Math Is Fun Forum

KerimF

Member

From: Aleppo-Syria

Registered: 2018-08-10

Posts: 164

A Motion Exercise

An ordinary ship and a warship were moving, side by side, on two parallel straight lines. The distance between them was (D). Their speed was constant and equal to (S1).

At time zero, t=0, the captain of the warship was instructed to shut down the other ship.

Let us assume that the new constant speed of the warship is (S2), S2>S1 (while moving on a straight line towards the side of the other ship).

The captain can launch a missile whose constant speed is (S3) which is much higher than (S2). The maximum range of the missile is (R), R<D.

Find the minimum time (T) to hit the other ship, that is:
t_min  = T = f(D,R,S1,S2,S3)

Kerim

Note1:
I heard of this exercise when I was in the final year of high school (Baccalauréat). At that time, math teachers used to skip it. So, it was out of question to me not to solve it, and naturally I did it (because I was very interested in doing it). Later, I heard that it was removed in the printings of newer math books of the final year.

Note2:
I am afraid that its solution needs to be done in two steps:
(1) Logical
(2) Mathematical
If the logical step is skipped, the mathematical solution will be somehow undetermined, instead of being obvious.

Last edited by KerimF (2023-11-25 21:09:06)

Bob

Administrator

Registered: 2010-06-20

Posts: 10,172

Re: A Motion Exercise

hi KerimF

I have drawn a diagram.  The question says "(while moving on a straight line towards the side of the other ship)."

That seems contradictory.  I'm marking the two vessel's positions with S for ship and W for warship.  If W heads directly towards S while S is moving forwards then W must continuously change the direction of travel so that it is once more heading at S. If W doesn't do this it will end up where S was rather than where S is.  But that means W's movement is not in a straight line.

So it seems that the best course for W is to try and close on S following a diagonal line. I'll need to check but I think that the optimal path is so that W's component of velocity in S's direction is S1 but using the extra velocity that S2 allows to move closer to S's path, reducing D until it reaches a certain value*.  Then, since S3 is not infinite, the missile must similarly follow a diagonal track so that it closes on where S will be when the missile crosses S's path.

* Initially I though R here, but that won't work as the missile's diagonal path will be greater than R.  So I need some more trig. to calculate the position of W at launch.

Sorry if that sounds complicated.  I'll have a go at a making and posting a diagram for all the above.

Bob

ps. Now I look at the diagram, I've realised that WX and XY should not be part of the same straight line. As S3 is bigger than S2 the missile should be on a track that is less acute to the ship's direction.  The angle between S's direction and the diagonal lines is determined by adjacent = S1, hypotenuse = S2 and then S3. 

later edit: I have now changed the diagram.

Region and label listings:
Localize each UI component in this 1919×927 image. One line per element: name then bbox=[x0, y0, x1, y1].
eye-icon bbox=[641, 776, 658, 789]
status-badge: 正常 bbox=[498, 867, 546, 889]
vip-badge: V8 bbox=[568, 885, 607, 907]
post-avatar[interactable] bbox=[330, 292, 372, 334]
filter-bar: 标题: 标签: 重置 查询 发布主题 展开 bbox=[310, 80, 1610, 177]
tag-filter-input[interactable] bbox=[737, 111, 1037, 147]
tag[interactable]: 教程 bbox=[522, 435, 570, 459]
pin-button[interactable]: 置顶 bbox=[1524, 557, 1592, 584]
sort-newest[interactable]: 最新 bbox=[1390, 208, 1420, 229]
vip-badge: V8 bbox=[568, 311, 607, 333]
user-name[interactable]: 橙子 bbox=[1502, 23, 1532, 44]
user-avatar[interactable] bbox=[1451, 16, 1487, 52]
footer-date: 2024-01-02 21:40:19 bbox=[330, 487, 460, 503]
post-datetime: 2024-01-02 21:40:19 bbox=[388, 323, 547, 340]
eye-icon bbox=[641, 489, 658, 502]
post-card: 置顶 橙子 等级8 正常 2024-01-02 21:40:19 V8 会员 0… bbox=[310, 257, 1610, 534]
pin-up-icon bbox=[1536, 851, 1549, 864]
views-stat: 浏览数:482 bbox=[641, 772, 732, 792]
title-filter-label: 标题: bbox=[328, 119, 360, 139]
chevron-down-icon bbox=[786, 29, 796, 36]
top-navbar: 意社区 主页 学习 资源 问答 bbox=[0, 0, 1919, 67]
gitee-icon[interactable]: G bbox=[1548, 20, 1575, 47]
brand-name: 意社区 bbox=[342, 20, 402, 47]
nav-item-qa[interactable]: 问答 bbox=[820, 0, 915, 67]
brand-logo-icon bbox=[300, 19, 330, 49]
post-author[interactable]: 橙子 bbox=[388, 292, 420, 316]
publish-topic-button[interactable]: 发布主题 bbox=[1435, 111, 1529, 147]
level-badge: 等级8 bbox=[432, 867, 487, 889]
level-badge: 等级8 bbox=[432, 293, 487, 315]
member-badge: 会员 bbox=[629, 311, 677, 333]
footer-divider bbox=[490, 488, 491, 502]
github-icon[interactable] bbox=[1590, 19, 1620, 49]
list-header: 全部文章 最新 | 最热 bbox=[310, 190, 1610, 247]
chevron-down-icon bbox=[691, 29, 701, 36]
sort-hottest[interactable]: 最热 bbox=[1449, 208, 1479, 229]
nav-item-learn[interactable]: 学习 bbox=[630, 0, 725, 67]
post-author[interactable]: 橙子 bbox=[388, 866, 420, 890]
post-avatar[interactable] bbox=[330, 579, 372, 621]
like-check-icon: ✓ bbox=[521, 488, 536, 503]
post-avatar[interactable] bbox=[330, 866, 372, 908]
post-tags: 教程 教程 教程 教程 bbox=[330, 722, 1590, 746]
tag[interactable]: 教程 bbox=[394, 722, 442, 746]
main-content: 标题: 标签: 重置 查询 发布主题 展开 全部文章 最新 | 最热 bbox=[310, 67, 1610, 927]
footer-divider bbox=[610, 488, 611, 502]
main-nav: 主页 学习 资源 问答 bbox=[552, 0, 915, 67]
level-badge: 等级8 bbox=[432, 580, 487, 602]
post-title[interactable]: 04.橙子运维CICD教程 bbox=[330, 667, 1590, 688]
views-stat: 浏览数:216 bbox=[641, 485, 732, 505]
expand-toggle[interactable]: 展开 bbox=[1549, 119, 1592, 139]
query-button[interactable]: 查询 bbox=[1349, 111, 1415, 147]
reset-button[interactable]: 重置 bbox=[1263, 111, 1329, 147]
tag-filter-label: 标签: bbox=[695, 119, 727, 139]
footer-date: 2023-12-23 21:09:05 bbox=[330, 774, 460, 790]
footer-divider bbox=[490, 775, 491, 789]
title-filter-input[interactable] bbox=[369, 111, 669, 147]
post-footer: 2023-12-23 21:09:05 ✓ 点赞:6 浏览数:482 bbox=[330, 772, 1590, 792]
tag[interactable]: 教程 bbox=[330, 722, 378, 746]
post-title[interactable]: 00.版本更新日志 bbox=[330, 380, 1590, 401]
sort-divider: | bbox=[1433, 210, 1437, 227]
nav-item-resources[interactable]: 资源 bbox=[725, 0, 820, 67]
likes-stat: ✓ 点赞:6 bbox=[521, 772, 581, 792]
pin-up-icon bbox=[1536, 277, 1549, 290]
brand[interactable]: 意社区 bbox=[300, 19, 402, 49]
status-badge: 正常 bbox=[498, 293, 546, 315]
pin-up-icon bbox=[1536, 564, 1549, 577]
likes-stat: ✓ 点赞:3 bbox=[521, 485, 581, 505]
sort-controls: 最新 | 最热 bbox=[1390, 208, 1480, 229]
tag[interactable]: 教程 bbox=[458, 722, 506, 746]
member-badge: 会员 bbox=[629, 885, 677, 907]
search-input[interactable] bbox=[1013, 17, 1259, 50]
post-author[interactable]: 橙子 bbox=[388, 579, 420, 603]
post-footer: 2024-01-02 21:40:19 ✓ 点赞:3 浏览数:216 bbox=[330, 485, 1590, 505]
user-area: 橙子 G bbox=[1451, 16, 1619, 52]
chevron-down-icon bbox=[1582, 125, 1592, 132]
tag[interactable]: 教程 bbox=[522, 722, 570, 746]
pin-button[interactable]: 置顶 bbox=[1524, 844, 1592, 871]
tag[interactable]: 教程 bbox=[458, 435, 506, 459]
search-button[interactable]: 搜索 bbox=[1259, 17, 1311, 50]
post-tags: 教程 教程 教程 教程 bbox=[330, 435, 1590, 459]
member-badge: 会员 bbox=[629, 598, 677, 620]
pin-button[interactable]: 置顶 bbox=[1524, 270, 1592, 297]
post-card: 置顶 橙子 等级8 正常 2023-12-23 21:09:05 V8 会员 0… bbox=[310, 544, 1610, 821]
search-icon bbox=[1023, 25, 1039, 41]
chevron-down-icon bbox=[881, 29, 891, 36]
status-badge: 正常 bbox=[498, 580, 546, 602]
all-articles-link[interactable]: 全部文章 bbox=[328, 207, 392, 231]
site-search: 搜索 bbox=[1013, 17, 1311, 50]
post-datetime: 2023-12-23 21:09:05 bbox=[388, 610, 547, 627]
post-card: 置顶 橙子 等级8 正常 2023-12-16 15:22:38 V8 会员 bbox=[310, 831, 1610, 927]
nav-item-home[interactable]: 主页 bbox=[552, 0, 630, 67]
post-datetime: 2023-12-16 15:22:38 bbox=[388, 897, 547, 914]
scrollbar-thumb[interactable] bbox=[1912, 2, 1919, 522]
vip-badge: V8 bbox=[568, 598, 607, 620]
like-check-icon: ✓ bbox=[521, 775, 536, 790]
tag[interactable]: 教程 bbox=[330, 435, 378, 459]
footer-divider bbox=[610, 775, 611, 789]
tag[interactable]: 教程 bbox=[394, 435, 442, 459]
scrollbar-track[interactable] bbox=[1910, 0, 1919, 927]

Problem details -
For each statement below, answer yes or no to whether it agrees with the motion exercise thread, and quote exactly the words of the thread that decide it.
1. The maximum range of the missile is greater than the distance between the two ships.
2. The new constant speed of the warship is greater than the speed of the other ship.
3. Note1 says the exercise was added to newer math books of the final year.

Response -
1. No: "The maximum range of the missile is (R), R<D."
2. Yes: "Let us assume that the new constant speed of the warship is (S2), S2>S1"
3. No: "Later, I heard that it was removed in the printings of newer math books of the final year."